__Aim of the exercise__
Of the lines in the entries, how many hold the word "height"? Give that number alone.

__Data rows__

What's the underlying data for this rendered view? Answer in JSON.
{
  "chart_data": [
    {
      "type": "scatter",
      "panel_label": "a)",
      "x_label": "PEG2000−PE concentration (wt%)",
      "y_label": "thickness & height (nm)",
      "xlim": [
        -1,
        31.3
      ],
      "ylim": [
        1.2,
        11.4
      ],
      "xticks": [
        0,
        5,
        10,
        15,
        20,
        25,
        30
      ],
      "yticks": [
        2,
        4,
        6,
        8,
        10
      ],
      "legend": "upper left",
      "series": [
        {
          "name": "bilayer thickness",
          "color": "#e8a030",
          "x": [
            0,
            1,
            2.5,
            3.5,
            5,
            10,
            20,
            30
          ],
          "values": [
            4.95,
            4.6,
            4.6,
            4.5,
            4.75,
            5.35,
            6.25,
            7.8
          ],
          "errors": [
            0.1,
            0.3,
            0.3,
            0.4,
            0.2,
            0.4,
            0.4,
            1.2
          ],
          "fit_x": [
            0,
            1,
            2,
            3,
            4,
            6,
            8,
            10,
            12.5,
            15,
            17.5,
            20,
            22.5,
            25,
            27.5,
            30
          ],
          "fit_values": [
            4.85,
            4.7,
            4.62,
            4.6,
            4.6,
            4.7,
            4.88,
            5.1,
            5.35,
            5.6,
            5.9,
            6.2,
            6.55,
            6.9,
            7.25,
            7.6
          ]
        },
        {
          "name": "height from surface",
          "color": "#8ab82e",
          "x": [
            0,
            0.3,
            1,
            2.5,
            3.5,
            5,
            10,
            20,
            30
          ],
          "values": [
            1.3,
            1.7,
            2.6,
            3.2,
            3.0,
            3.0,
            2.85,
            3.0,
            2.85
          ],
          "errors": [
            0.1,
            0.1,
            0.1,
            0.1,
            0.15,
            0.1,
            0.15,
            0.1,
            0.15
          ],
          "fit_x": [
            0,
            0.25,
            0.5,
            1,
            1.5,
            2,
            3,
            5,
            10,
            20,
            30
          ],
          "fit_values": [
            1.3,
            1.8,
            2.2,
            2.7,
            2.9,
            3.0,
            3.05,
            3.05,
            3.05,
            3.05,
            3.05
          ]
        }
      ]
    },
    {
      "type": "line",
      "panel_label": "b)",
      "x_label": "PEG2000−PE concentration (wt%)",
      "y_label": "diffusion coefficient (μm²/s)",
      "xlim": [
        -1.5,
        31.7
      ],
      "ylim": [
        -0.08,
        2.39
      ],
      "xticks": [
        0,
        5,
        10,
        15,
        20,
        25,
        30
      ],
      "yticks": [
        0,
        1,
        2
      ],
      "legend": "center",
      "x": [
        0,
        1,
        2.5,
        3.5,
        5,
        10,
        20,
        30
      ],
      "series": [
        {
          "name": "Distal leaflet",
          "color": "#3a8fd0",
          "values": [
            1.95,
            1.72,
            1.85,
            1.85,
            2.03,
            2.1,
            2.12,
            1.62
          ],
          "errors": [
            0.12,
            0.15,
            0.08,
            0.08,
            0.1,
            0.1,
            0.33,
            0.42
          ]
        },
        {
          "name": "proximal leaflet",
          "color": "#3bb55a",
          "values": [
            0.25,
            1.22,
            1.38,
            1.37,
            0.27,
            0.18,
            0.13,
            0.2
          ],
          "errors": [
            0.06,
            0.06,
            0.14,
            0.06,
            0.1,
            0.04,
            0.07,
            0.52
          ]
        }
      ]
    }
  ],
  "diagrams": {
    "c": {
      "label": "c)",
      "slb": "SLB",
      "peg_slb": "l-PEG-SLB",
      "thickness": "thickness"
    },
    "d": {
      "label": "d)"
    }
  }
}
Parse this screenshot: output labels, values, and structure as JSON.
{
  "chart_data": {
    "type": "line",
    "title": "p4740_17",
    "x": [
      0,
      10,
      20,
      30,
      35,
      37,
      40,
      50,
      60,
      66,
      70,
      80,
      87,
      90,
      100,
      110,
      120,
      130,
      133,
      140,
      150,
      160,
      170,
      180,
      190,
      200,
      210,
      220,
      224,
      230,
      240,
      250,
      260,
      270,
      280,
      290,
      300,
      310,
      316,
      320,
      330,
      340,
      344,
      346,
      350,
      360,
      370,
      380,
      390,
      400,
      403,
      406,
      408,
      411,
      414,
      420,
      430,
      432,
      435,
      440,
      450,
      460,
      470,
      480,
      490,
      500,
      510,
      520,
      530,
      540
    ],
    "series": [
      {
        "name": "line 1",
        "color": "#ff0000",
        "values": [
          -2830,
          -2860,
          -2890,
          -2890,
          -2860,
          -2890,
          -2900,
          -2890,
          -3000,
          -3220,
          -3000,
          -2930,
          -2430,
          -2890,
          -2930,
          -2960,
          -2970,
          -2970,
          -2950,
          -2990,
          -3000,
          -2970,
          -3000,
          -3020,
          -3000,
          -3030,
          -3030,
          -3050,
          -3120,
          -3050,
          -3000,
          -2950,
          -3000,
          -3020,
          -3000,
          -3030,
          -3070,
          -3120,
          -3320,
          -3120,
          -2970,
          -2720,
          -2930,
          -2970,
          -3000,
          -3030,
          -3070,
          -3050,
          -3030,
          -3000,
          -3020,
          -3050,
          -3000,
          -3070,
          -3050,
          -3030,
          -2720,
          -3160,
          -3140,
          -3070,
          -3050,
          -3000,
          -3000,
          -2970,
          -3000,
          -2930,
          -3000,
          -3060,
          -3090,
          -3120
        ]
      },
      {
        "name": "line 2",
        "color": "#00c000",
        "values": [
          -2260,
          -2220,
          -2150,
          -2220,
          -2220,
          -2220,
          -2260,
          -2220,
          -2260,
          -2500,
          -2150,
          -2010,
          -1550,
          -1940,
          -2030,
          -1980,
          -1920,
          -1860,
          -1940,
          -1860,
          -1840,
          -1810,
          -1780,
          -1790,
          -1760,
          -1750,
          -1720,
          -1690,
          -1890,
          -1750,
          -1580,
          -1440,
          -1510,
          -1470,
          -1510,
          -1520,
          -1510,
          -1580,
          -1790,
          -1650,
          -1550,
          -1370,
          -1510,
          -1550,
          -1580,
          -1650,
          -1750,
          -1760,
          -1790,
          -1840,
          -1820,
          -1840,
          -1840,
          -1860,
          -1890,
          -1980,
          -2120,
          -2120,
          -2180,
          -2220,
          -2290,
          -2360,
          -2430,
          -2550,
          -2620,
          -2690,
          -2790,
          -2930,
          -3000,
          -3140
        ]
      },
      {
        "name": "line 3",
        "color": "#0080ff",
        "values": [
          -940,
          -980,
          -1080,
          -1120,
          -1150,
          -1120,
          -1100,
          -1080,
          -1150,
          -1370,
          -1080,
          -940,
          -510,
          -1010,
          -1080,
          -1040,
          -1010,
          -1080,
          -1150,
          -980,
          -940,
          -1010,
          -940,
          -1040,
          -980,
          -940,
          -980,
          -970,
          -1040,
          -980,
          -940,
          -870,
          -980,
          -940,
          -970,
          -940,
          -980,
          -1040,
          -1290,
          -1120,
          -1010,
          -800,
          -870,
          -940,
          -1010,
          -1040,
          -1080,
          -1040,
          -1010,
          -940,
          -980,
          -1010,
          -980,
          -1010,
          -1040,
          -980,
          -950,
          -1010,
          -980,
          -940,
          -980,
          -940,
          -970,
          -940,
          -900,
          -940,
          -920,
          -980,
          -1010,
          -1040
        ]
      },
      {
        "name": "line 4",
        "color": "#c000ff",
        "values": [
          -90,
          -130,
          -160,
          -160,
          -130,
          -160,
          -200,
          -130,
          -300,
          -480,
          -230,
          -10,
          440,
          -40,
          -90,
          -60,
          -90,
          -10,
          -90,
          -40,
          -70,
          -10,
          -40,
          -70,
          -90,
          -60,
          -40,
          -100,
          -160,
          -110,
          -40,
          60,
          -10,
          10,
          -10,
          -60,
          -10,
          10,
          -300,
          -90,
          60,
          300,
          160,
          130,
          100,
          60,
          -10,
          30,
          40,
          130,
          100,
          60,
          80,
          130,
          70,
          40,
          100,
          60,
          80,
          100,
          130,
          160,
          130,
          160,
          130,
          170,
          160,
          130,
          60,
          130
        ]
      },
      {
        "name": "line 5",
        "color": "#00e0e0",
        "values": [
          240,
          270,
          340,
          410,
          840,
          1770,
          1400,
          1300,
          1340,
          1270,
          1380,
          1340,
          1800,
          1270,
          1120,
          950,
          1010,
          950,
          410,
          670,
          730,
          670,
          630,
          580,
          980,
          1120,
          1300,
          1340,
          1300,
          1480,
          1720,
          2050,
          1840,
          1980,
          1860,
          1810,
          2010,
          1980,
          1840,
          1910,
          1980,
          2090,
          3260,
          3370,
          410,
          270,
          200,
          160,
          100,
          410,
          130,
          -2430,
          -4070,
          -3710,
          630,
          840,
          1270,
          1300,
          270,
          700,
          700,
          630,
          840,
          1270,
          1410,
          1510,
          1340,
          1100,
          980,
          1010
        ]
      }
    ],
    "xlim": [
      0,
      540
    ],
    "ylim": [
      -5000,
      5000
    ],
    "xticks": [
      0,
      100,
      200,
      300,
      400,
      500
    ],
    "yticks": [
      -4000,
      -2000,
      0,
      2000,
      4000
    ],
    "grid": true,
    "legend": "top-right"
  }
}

__Exercise result__
2